**** Records for processing ****

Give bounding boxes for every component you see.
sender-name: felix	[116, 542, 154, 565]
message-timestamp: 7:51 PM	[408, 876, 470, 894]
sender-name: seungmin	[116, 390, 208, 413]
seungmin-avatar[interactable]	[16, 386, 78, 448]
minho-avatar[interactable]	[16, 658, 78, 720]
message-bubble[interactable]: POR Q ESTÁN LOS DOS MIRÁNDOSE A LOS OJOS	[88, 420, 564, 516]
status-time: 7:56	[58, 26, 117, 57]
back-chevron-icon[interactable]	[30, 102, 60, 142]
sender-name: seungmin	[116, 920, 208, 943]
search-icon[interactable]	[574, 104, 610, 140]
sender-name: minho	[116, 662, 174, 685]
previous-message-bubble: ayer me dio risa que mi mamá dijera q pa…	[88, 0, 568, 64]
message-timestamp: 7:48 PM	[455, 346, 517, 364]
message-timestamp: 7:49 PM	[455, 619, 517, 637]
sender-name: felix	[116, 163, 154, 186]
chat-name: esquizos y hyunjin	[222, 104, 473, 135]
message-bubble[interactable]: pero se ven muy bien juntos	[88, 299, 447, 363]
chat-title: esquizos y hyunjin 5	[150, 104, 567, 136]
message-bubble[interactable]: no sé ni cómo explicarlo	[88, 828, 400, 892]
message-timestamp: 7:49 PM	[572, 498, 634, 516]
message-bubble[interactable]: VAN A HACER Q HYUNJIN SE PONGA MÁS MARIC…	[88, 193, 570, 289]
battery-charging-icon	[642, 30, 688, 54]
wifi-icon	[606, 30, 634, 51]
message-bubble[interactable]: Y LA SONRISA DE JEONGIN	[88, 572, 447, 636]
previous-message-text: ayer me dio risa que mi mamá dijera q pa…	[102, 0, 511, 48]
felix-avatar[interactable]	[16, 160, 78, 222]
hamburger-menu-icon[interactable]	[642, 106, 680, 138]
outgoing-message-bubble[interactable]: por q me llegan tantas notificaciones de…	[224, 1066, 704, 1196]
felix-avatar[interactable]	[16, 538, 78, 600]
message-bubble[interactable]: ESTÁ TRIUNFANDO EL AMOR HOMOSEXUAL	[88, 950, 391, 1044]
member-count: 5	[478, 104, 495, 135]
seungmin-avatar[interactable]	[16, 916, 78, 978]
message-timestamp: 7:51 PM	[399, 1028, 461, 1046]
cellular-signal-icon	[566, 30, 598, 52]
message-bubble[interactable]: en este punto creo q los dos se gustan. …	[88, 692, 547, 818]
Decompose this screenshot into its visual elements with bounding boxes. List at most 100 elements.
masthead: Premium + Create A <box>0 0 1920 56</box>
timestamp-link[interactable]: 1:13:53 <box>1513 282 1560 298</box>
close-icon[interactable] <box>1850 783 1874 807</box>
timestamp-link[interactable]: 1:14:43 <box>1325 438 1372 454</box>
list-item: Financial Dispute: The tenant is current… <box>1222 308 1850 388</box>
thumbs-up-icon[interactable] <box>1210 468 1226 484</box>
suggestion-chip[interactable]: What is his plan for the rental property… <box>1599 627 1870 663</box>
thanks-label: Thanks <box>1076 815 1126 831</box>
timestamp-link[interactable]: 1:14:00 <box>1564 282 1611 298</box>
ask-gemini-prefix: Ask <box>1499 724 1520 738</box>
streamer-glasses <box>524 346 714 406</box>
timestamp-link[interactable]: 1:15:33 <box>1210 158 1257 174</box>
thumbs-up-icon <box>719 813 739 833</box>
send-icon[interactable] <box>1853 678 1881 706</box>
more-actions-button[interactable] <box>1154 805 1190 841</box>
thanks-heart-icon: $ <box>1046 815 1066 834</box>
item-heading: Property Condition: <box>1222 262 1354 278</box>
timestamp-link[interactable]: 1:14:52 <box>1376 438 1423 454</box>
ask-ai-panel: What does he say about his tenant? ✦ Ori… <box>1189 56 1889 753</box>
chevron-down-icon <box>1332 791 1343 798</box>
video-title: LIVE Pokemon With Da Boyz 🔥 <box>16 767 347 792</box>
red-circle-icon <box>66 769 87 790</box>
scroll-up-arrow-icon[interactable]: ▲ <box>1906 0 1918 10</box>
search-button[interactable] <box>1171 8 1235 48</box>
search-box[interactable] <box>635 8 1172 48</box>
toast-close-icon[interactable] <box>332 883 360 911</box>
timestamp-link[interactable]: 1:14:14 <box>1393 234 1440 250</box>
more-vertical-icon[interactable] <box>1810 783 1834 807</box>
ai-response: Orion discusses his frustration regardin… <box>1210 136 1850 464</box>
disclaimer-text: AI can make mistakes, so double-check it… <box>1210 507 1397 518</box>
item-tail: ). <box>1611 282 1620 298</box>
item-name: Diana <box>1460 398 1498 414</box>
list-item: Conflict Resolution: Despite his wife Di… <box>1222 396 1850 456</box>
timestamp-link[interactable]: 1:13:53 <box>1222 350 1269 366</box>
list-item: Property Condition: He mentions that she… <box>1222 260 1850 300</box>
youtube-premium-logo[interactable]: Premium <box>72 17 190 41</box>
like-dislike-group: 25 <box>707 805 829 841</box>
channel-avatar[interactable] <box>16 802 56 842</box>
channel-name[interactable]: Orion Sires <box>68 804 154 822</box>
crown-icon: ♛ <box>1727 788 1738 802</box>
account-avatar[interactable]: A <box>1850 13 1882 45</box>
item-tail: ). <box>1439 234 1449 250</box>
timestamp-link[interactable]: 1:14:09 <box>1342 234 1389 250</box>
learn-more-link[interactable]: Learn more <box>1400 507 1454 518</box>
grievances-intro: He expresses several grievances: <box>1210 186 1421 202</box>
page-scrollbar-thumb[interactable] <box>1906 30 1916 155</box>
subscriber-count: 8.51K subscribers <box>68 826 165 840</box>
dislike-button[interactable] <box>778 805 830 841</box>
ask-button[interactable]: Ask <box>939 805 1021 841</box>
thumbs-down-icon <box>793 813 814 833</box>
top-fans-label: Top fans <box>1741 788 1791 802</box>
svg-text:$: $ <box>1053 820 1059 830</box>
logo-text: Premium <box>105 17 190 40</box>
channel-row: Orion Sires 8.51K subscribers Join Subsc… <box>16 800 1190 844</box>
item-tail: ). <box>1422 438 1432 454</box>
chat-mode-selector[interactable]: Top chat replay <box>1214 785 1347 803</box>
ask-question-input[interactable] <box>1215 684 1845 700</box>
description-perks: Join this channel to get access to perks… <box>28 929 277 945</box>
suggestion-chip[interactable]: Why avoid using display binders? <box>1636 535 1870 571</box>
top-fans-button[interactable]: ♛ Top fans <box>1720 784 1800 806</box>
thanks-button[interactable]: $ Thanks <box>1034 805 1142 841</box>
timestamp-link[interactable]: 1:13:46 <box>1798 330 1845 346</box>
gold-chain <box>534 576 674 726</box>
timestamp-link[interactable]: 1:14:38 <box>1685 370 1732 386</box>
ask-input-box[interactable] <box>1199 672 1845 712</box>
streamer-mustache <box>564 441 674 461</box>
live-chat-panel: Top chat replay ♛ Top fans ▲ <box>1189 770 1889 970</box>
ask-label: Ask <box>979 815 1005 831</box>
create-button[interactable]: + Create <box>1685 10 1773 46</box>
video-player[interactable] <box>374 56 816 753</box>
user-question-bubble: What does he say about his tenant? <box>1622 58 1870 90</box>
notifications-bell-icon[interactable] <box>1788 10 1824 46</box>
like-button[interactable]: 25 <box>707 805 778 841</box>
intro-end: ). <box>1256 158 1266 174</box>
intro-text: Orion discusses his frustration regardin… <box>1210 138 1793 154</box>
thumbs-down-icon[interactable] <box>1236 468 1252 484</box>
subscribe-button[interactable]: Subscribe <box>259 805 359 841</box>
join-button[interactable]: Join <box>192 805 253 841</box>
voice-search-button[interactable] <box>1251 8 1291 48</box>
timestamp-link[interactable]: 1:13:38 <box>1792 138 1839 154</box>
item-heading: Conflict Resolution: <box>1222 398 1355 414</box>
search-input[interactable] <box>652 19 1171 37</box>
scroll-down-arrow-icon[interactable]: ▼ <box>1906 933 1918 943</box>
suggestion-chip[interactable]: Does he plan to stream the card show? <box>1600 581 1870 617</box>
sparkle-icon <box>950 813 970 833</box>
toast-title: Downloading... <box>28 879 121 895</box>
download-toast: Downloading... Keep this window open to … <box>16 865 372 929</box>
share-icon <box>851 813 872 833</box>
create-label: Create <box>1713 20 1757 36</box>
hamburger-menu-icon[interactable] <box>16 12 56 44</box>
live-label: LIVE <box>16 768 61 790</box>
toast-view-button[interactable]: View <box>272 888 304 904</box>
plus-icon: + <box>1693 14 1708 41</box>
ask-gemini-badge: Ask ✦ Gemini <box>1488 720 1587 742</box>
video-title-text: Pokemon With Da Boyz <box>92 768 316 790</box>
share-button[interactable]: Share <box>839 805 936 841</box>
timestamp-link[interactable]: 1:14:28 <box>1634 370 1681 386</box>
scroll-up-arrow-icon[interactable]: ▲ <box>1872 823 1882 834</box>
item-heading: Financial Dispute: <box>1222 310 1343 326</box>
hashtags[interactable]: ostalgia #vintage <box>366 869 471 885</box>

****

■ Task goal ■
Can you retype every line of the material from its beginning up to and including the line with "message-bubble[interactable]: pero se"?

■ Output for this task ■
Give bounding boxes for every component you see.
sender-name: felix	[116, 542, 154, 565]
message-timestamp: 7:51 PM	[408, 876, 470, 894]
sender-name: seungmin	[116, 390, 208, 413]
seungmin-avatar[interactable]	[16, 386, 78, 448]
minho-avatar[interactable]	[16, 658, 78, 720]
message-bubble[interactable]: POR Q ESTÁN LOS DOS MIRÁNDOSE A LOS OJOS	[88, 420, 564, 516]
status-time: 7:56	[58, 26, 117, 57]
back-chevron-icon[interactable]	[30, 102, 60, 142]
sender-name: seungmin	[116, 920, 208, 943]
search-icon[interactable]	[574, 104, 610, 140]
sender-name: minho	[116, 662, 174, 685]
previous-message-bubble: ayer me dio risa que mi mamá dijera q pa…	[88, 0, 568, 64]
message-timestamp: 7:48 PM	[455, 346, 517, 364]
message-timestamp: 7:49 PM	[455, 619, 517, 637]
sender-name: felix	[116, 163, 154, 186]
chat-name: esquizos y hyunjin	[222, 104, 473, 135]
message-bubble[interactable]: pero se ven muy bien juntos	[88, 299, 447, 363]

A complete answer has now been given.